* YOUR GOAL: Can you transcribe every line exactly and leave the pictures behind?

* ENTRIES:
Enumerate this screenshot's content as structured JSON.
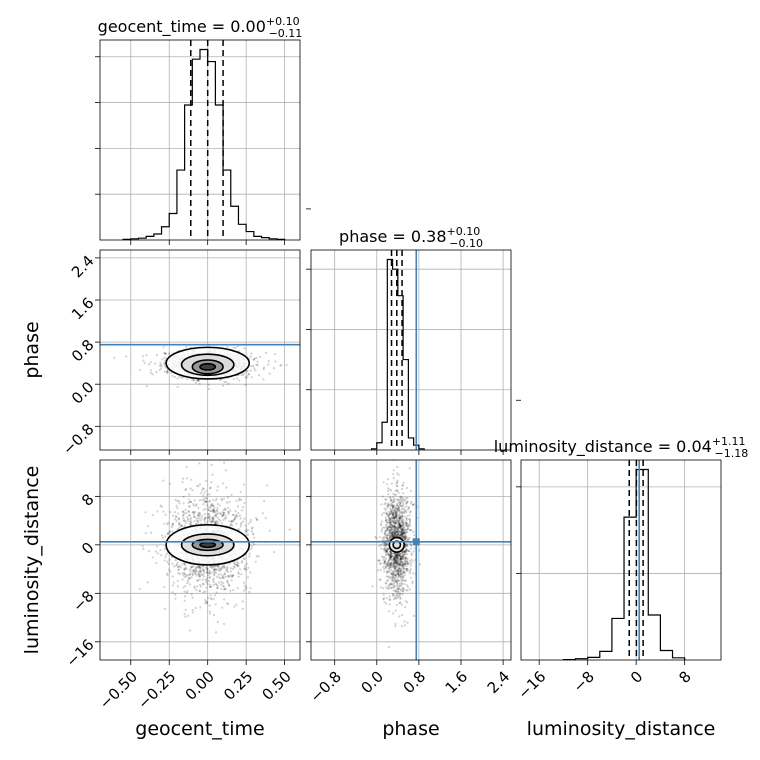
{
  "chart_data": {
    "type": "corner",
    "parameters": [
      "geocent_time",
      "phase",
      "luminosity_distance"
    ],
    "titles": {
      "geocent_time": {
        "name": "geocent_time",
        "median": "0.00",
        "plus": "+0.10",
        "minus": "−0.11"
      },
      "phase": {
        "name": "phase",
        "median": "0.38",
        "plus": "+0.10",
        "minus": "−0.10"
      },
      "luminosity_distance": {
        "name": "luminosity_distance",
        "median": "0.04",
        "plus": "+1.11",
        "minus": "−1.18"
      }
    },
    "axis_labels": {
      "x": [
        "geocent_time",
        "phase",
        "luminosity_distance"
      ],
      "y": [
        "phase",
        "luminosity_distance"
      ]
    },
    "ranges": {
      "geocent_time": [
        -0.7,
        0.6
      ],
      "phase": [
        -1.25,
        2.55
      ],
      "luminosity_distance": [
        -19,
        14
      ]
    },
    "ticks": {
      "geocent_time": {
        "values": [
          -0.5,
          -0.25,
          0.0,
          0.25,
          0.5
        ],
        "labels": [
          "−0.50",
          "−0.25",
          "0.00",
          "0.25",
          "0.50"
        ]
      },
      "phase": {
        "values": [
          -0.8,
          0.0,
          0.8,
          1.6,
          2.4
        ],
        "labels": [
          "−0.8",
          "0.0",
          "0.8",
          "1.6",
          "2.4"
        ]
      },
      "luminosity_distance": {
        "values": [
          -16,
          -8,
          0,
          8
        ],
        "labels": [
          "−16",
          "−8",
          "0",
          "8"
        ]
      }
    },
    "truths": {
      "geocent_time": null,
      "phase": 0.75,
      "luminosity_distance": 0.5
    },
    "quantiles": {
      "geocent_time": [
        -0.11,
        0.0,
        0.1
      ],
      "phase": [
        0.28,
        0.38,
        0.48
      ],
      "luminosity_distance": [
        -1.14,
        0.04,
        1.15
      ]
    },
    "histograms": {
      "geocent_time": {
        "edges": [
          -0.55,
          -0.5,
          -0.45,
          -0.4,
          -0.35,
          -0.3,
          -0.25,
          -0.2,
          -0.15,
          -0.1,
          -0.05,
          0.0,
          0.05,
          0.1,
          0.15,
          0.2,
          0.25,
          0.3,
          0.35,
          0.4,
          0.45,
          0.5
        ],
        "counts": [
          0.5,
          1,
          1.5,
          3,
          5,
          11,
          22,
          58,
          112,
          150,
          158,
          148,
          112,
          58,
          28,
          13,
          7,
          3,
          2,
          1,
          0.5
        ]
      },
      "phase": {
        "edges": [
          -0.1,
          0.0,
          0.1,
          0.2,
          0.3,
          0.4,
          0.5,
          0.6,
          0.7,
          0.8,
          0.9
        ],
        "counts": [
          1,
          6,
          23,
          158,
          150,
          128,
          75,
          10,
          4,
          1
        ]
      },
      "luminosity_distance": {
        "edges": [
          -12,
          -10,
          -8,
          -6,
          -4,
          -2,
          0,
          2,
          4,
          6,
          8
        ],
        "counts": [
          0.5,
          1.5,
          3,
          10,
          48,
          165,
          220,
          52,
          11,
          2.5
        ]
      }
    },
    "y_ticks_diag": {
      "geocent_time": [
        38,
        76,
        114,
        152
      ],
      "phase": [
        50,
        100,
        150,
        200
      ],
      "luminosity_distance": [
        100,
        200,
        300
      ]
    },
    "joint": {
      "phase_vs_geocent_time": {
        "scatter": {
          "cx": 0.0,
          "cy": 0.38,
          "sx": 0.11,
          "sy": 0.1,
          "n": 1400
        },
        "contours": [
          {
            "cx": 0.0,
            "cy": 0.4,
            "rx": 0.27,
            "ry": 0.3
          },
          {
            "cx": 0.0,
            "cy": 0.37,
            "rx": 0.17,
            "ry": 0.2
          },
          {
            "cx": 0.0,
            "cy": 0.33,
            "rx": 0.1,
            "ry": 0.13
          },
          {
            "cx": 0.0,
            "cy": 0.33,
            "rx": 0.05,
            "ry": 0.06
          }
        ]
      },
      "luminosity_distance_vs_geocent_time": {
        "scatter": {
          "cx": 0.0,
          "cy": 0.0,
          "sx": 0.11,
          "sy": 3.5,
          "n": 1400
        },
        "contours": [
          {
            "cx": 0.0,
            "cy": 0.0,
            "rx": 0.27,
            "ry": 3.3
          },
          {
            "cx": 0.0,
            "cy": 0.0,
            "rx": 0.17,
            "ry": 1.8
          },
          {
            "cx": 0.0,
            "cy": 0.0,
            "rx": 0.1,
            "ry": 0.9
          },
          {
            "cx": 0.0,
            "cy": 0.0,
            "rx": 0.05,
            "ry": 0.4
          }
        ]
      },
      "luminosity_distance_vs_phase": {
        "scatter": {
          "cx": 0.38,
          "cy": 0.0,
          "sx": 0.1,
          "sy": 3.5,
          "n": 1400
        },
        "contours": [
          {
            "cx": 0.38,
            "cy": 0.0,
            "rx": 0.14,
            "ry": 1.2
          },
          {
            "cx": 0.38,
            "cy": 0.0,
            "rx": 0.07,
            "ry": 0.6
          }
        ]
      }
    },
    "colors": {
      "truth": "#4682b4",
      "hist": "#000000",
      "scatter": "#000000",
      "grid": "#b0b0b0"
    }
  }
}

* SOLUTION TO THE EXERCISE:
Enumerate this screenshot's content as structured JSON.
{
  "chart_data": {
    "type": "corner",
    "parameters": [
      "geocent_time",
      "phase",
      "luminosity_distance"
    ],
    "titles": {
      "geocent_time": {
        "name": "geocent_time",
        "median": "0.00",
        "plus": "+0.10",
        "minus": "−0.11"
      },
      "phase": {
        "name": "phase",
        "median": "0.38",
        "plus": "+0.10",
        "minus": "−0.10"
      },
      "luminosity_distance": {
        "name": "luminosity_distance",
        "median": "0.04",
        "plus": "+1.11",
        "minus": "−1.18"
      }
    },
    "axis_labels": {
      "x": [
        "geocent_time",
        "phase",
        "luminosity_distance"
      ],
      "y": [
        "phase",
        "luminosity_distance"
      ]
    },
    "ranges": {
      "geocent_time": [
        -0.7,
        0.6
      ],
      "phase": [
        -1.25,
        2.55
      ],
      "luminosity_distance": [
        -19,
        14
      ]
    },
    "ticks": {
      "geocent_time": {
        "values": [
          -0.5,
          -0.25,
          0.0,
          0.25,
          0.5
        ],
        "labels": [
          "−0.50",
          "−0.25",
          "0.00",
          "0.25",
          "0.50"
        ]
      },
      "phase": {
        "values": [
          -0.8,
          0.0,
          0.8,
          1.6,
          2.4
        ],
        "labels": [
          "−0.8",
          "0.0",
          "0.8",
          "1.6",
          "2.4"
        ]
      },
      "luminosity_distance": {
        "values": [
          -16,
          -8,
          0,
          8
        ],
        "labels": [
          "−16",
          "−8",
          "0",
          "8"
        ]
      }
    },
    "truths": {
      "geocent_time": null,
      "phase": 0.75,
      "luminosity_distance": 0.5
    },
    "quantiles": {
      "geocent_time": [
        -0.11,
        0.0,
        0.1
      ],
      "phase": [
        0.28,
        0.38,
        0.48
      ],
      "luminosity_distance": [
        -1.14,
        0.04,
        1.15
      ]
    },
    "histograms": {
      "geocent_time": {
        "edges": [
          -0.55,
          -0.5,
          -0.45,
          -0.4,
          -0.35,
          -0.3,
          -0.25,
          -0.2,
          -0.15,
          -0.1,
          -0.05,
          0.0,
          0.05,
          0.1,
          0.15,
          0.2,
          0.25,
          0.3,
          0.35,
          0.4,
          0.45,
          0.5
        ],
        "counts": [
          0.5,
          1,
          1.5,
          3,
          5,
          11,
          22,
          58,
          112,
          150,
          158,
          148,
          112,
          58,
          28,
          13,
          7,
          3,
          2,
          1,
          0.5
        ]
      },
      "phase": {
        "edges": [
          -0.1,
          0.0,
          0.1,
          0.2,
          0.3,
          0.4,
          0.5,
          0.6,
          0.7,
          0.8,
          0.9
        ],
        "counts": [
          1,
          6,
          23,
          158,
          150,
          128,
          75,
          10,
          4,
          1
        ]
      },
      "luminosity_distance": {
        "edges": [
          -12,
          -10,
          -8,
          -6,
          -4,
          -2,
          0,
          2,
          4,
          6,
          8
        ],
        "counts": [
          0.5,
          1.5,
          3,
          10,
          48,
          165,
          220,
          52,
          11,
          2.5
        ]
      }
    },
    "y_ticks_diag": {
      "geocent_time": [
        38,
        76,
        114,
        152
      ],
      "phase": [
        50,
        100,
        150,
        200
      ],
      "luminosity_distance": [
        100,
        200,
        300
      ]
    },
    "joint": {
      "phase_vs_geocent_time": {
        "scatter": {
          "cx": 0.0,
          "cy": 0.38,
          "sx": 0.11,
          "sy": 0.1,
          "n": 1400
        },
        "contours": [
          {
            "cx": 0.0,
            "cy": 0.4,
            "rx": 0.27,
            "ry": 0.3
          },
          {
            "cx": 0.0,
            "cy": 0.37,
            "rx": 0.17,
            "ry": 0.2
          },
          {
            "cx": 0.0,
            "cy": 0.33,
            "rx": 0.1,
            "ry": 0.13
          },
          {
            "cx": 0.0,
            "cy": 0.33,
            "rx": 0.05,
            "ry": 0.06
          }
        ]
      },
      "luminosity_distance_vs_geocent_time": {
        "scatter": {
          "cx": 0.0,
          "cy": 0.0,
          "sx": 0.11,
          "sy": 3.5,
          "n": 1400
        },
        "contours": [
          {
            "cx": 0.0,
            "cy": 0.0,
            "rx": 0.27,
            "ry": 3.3
          },
          {
            "cx": 0.0,
            "cy": 0.0,
            "rx": 0.17,
            "ry": 1.8
          },
          {
            "cx": 0.0,
            "cy": 0.0,
            "rx": 0.1,
            "ry": 0.9
          },
          {
            "cx": 0.0,
            "cy": 0.0,
            "rx": 0.05,
            "ry": 0.4
          }
        ]
      },
      "luminosity_distance_vs_phase": {
        "scatter": {
          "cx": 0.38,
          "cy": 0.0,
          "sx": 0.1,
          "sy": 3.5,
          "n": 1400
        },
        "contours": [
          {
            "cx": 0.38,
            "cy": 0.0,
            "rx": 0.14,
            "ry": 1.2
          },
          {
            "cx": 0.38,
            "cy": 0.0,
            "rx": 0.07,
            "ry": 0.6
          }
        ]
      }
    },
    "colors": {
      "truth": "#4682b4",
      "hist": "#000000",
      "scatter": "#000000",
      "grid": "#b0b0b0"
    }
  }
}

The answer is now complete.